(Data items):
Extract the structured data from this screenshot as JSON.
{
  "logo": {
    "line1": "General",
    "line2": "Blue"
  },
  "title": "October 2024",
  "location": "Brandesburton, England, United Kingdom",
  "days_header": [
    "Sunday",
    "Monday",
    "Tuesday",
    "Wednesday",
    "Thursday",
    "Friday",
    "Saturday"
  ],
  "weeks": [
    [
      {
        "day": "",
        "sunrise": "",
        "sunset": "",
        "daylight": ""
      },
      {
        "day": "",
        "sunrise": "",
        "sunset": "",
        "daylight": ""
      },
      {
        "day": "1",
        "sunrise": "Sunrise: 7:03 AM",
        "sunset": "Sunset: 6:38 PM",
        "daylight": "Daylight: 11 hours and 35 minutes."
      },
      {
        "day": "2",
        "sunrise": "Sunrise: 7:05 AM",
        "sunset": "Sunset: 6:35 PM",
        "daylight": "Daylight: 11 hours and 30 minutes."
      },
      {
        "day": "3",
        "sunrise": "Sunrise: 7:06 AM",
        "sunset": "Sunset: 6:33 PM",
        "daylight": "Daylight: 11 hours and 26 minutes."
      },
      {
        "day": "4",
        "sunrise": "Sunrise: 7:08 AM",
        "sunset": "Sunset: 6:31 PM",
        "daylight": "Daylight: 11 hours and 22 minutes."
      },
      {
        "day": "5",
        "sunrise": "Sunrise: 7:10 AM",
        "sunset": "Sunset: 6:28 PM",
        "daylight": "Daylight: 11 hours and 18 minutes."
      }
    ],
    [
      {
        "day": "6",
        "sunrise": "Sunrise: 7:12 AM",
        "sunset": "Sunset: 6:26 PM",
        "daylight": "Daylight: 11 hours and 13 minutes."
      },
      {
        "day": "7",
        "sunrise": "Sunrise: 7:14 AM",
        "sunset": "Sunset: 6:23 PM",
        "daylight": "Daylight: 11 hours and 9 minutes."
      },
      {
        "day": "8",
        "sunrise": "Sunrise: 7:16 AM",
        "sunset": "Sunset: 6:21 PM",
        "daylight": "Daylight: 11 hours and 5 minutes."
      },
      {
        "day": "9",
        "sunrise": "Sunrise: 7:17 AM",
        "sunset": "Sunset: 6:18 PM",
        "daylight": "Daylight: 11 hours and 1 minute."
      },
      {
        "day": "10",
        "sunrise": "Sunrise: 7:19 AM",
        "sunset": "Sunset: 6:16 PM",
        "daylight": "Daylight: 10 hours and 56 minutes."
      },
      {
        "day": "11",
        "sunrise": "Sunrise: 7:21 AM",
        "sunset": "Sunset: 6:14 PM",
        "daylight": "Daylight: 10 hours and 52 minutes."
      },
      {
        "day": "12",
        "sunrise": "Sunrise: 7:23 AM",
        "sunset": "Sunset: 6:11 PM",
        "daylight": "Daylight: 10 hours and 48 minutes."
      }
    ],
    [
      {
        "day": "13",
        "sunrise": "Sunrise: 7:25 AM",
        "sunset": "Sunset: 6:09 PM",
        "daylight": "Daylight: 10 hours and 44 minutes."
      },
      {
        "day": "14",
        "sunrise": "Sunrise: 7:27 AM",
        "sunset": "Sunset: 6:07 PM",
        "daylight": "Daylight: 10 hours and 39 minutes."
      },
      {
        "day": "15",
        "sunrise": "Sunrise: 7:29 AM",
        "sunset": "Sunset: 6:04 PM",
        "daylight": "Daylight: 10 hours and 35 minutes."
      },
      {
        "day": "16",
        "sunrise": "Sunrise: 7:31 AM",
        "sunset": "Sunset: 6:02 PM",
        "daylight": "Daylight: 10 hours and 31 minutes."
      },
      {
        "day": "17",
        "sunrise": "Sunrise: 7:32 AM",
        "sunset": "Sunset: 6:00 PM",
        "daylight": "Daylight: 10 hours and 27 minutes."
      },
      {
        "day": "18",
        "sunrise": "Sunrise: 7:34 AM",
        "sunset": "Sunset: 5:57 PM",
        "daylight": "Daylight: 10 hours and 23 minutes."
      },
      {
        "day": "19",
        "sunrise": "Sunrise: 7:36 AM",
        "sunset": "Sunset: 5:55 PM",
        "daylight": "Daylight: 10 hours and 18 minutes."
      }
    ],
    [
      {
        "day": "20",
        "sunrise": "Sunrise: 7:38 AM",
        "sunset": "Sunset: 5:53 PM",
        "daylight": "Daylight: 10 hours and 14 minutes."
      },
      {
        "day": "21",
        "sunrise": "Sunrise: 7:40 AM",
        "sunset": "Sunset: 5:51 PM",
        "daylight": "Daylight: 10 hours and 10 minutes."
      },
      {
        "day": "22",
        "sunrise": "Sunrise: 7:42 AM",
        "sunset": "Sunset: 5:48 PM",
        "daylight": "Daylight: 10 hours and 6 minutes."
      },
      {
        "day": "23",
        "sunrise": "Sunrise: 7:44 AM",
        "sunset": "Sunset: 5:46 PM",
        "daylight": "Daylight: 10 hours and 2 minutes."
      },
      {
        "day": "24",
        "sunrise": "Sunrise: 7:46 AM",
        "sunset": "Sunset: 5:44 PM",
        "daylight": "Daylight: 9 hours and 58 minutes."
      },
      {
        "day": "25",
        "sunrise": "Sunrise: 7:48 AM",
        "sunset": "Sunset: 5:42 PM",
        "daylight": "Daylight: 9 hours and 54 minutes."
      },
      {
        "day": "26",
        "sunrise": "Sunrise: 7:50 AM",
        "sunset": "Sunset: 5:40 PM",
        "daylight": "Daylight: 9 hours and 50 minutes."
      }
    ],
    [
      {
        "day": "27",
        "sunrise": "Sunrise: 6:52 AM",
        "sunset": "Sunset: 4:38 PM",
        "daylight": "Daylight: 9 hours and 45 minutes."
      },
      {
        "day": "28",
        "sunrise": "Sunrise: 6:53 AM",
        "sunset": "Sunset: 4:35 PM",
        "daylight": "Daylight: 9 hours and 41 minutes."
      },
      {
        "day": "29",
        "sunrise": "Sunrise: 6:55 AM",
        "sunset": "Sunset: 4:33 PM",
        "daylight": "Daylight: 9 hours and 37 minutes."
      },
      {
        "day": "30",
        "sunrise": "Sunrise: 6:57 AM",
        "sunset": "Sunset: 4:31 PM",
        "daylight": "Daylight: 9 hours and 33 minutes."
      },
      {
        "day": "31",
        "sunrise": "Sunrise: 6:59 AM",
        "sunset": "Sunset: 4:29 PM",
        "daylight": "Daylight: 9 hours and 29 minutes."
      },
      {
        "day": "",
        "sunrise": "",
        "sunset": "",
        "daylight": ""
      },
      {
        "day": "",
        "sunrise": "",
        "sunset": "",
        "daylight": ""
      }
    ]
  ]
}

(Problem to work on):
Every line of the records above needs to be given again exactly.

(Answer to this problem):
Extract the structured data from this screenshot as JSON.
{
  "logo": {
    "line1": "General",
    "line2": "Blue"
  },
  "title": "October 2024",
  "location": "Brandesburton, England, United Kingdom",
  "days_header": [
    "Sunday",
    "Monday",
    "Tuesday",
    "Wednesday",
    "Thursday",
    "Friday",
    "Saturday"
  ],
  "weeks": [
    [
      {
        "day": "",
        "sunrise": "",
        "sunset": "",
        "daylight": ""
      },
      {
        "day": "",
        "sunrise": "",
        "sunset": "",
        "daylight": ""
      },
      {
        "day": "1",
        "sunrise": "Sunrise: 7:03 AM",
        "sunset": "Sunset: 6:38 PM",
        "daylight": "Daylight: 11 hours and 35 minutes."
      },
      {
        "day": "2",
        "sunrise": "Sunrise: 7:05 AM",
        "sunset": "Sunset: 6:35 PM",
        "daylight": "Daylight: 11 hours and 30 minutes."
      },
      {
        "day": "3",
        "sunrise": "Sunrise: 7:06 AM",
        "sunset": "Sunset: 6:33 PM",
        "daylight": "Daylight: 11 hours and 26 minutes."
      },
      {
        "day": "4",
        "sunrise": "Sunrise: 7:08 AM",
        "sunset": "Sunset: 6:31 PM",
        "daylight": "Daylight: 11 hours and 22 minutes."
      },
      {
        "day": "5",
        "sunrise": "Sunrise: 7:10 AM",
        "sunset": "Sunset: 6:28 PM",
        "daylight": "Daylight: 11 hours and 18 minutes."
      }
    ],
    [
      {
        "day": "6",
        "sunrise": "Sunrise: 7:12 AM",
        "sunset": "Sunset: 6:26 PM",
        "daylight": "Daylight: 11 hours and 13 minutes."
      },
      {
        "day": "7",
        "sunrise": "Sunrise: 7:14 AM",
        "sunset": "Sunset: 6:23 PM",
        "daylight": "Daylight: 11 hours and 9 minutes."
      },
      {
        "day": "8",
        "sunrise": "Sunrise: 7:16 AM",
        "sunset": "Sunset: 6:21 PM",
        "daylight": "Daylight: 11 hours and 5 minutes."
      },
      {
        "day": "9",
        "sunrise": "Sunrise: 7:17 AM",
        "sunset": "Sunset: 6:18 PM",
        "daylight": "Daylight: 11 hours and 1 minute."
      },
      {
        "day": "10",
        "sunrise": "Sunrise: 7:19 AM",
        "sunset": "Sunset: 6:16 PM",
        "daylight": "Daylight: 10 hours and 56 minutes."
      },
      {
        "day": "11",
        "sunrise": "Sunrise: 7:21 AM",
        "sunset": "Sunset: 6:14 PM",
        "daylight": "Daylight: 10 hours and 52 minutes."
      },
      {
        "day": "12",
        "sunrise": "Sunrise: 7:23 AM",
        "sunset": "Sunset: 6:11 PM",
        "daylight": "Daylight: 10 hours and 48 minutes."
      }
    ],
    [
      {
        "day": "13",
        "sunrise": "Sunrise: 7:25 AM",
        "sunset": "Sunset: 6:09 PM",
        "daylight": "Daylight: 10 hours and 44 minutes."
      },
      {
        "day": "14",
        "sunrise": "Sunrise: 7:27 AM",
        "sunset": "Sunset: 6:07 PM",
        "daylight": "Daylight: 10 hours and 39 minutes."
      },
      {
        "day": "15",
        "sunrise": "Sunrise: 7:29 AM",
        "sunset": "Sunset: 6:04 PM",
        "daylight": "Daylight: 10 hours and 35 minutes."
      },
      {
        "day": "16",
        "sunrise": "Sunrise: 7:31 AM",
        "sunset": "Sunset: 6:02 PM",
        "daylight": "Daylight: 10 hours and 31 minutes."
      },
      {
        "day": "17",
        "sunrise": "Sunrise: 7:32 AM",
        "sunset": "Sunset: 6:00 PM",
        "daylight": "Daylight: 10 hours and 27 minutes."
      },
      {
        "day": "18",
        "sunrise": "Sunrise: 7:34 AM",
        "sunset": "Sunset: 5:57 PM",
        "daylight": "Daylight: 10 hours and 23 minutes."
      },
      {
        "day": "19",
        "sunrise": "Sunrise: 7:36 AM",
        "sunset": "Sunset: 5:55 PM",
        "daylight": "Daylight: 10 hours and 18 minutes."
      }
    ],
    [
      {
        "day": "20",
        "sunrise": "Sunrise: 7:38 AM",
        "sunset": "Sunset: 5:53 PM",
        "daylight": "Daylight: 10 hours and 14 minutes."
      },
      {
        "day": "21",
        "sunrise": "Sunrise: 7:40 AM",
        "sunset": "Sunset: 5:51 PM",
        "daylight": "Daylight: 10 hours and 10 minutes."
      },
      {
        "day": "22",
        "sunrise": "Sunrise: 7:42 AM",
        "sunset": "Sunset: 5:48 PM",
        "daylight": "Daylight: 10 hours and 6 minutes."
      },
      {
        "day": "23",
        "sunrise": "Sunrise: 7:44 AM",
        "sunset": "Sunset: 5:46 PM",
        "daylight": "Daylight: 10 hours and 2 minutes."
      },
      {
        "day": "24",
        "sunrise": "Sunrise: 7:46 AM",
        "sunset": "Sunset: 5:44 PM",
        "daylight": "Daylight: 9 hours and 58 minutes."
      },
      {
        "day": "25",
        "sunrise": "Sunrise: 7:48 AM",
        "sunset": "Sunset: 5:42 PM",
        "daylight": "Daylight: 9 hours and 54 minutes."
      },
      {
        "day": "26",
        "sunrise": "Sunrise: 7:50 AM",
        "sunset": "Sunset: 5:40 PM",
        "daylight": "Daylight: 9 hours and 50 minutes."
      }
    ],
    [
      {
        "day": "27",
        "sunrise": "Sunrise: 6:52 AM",
        "sunset": "Sunset: 4:38 PM",
        "daylight": "Daylight: 9 hours and 45 minutes."
      },
      {
        "day": "28",
        "sunrise": "Sunrise: 6:53 AM",
        "sunset": "Sunset: 4:35 PM",
        "daylight": "Daylight: 9 hours and 41 minutes."
      },
      {
        "day": "29",
        "sunrise": "Sunrise: 6:55 AM",
        "sunset": "Sunset: 4:33 PM",
        "daylight": "Daylight: 9 hours and 37 minutes."
      },
      {
        "day": "30",
        "sunrise": "Sunrise: 6:57 AM",
        "sunset": "Sunset: 4:31 PM",
        "daylight": "Daylight: 9 hours and 33 minutes."
      },
      {
        "day": "31",
        "sunrise": "Sunrise: 6:59 AM",
        "sunset": "Sunset: 4:29 PM",
        "daylight": "Daylight: 9 hours and 29 minutes."
      },
      {
        "day": "",
        "sunrise": "",
        "sunset": "",
        "daylight": ""
      },
      {
        "day": "",
        "sunrise": "",
        "sunset": "",
        "daylight": ""
      }
    ]
  ]
}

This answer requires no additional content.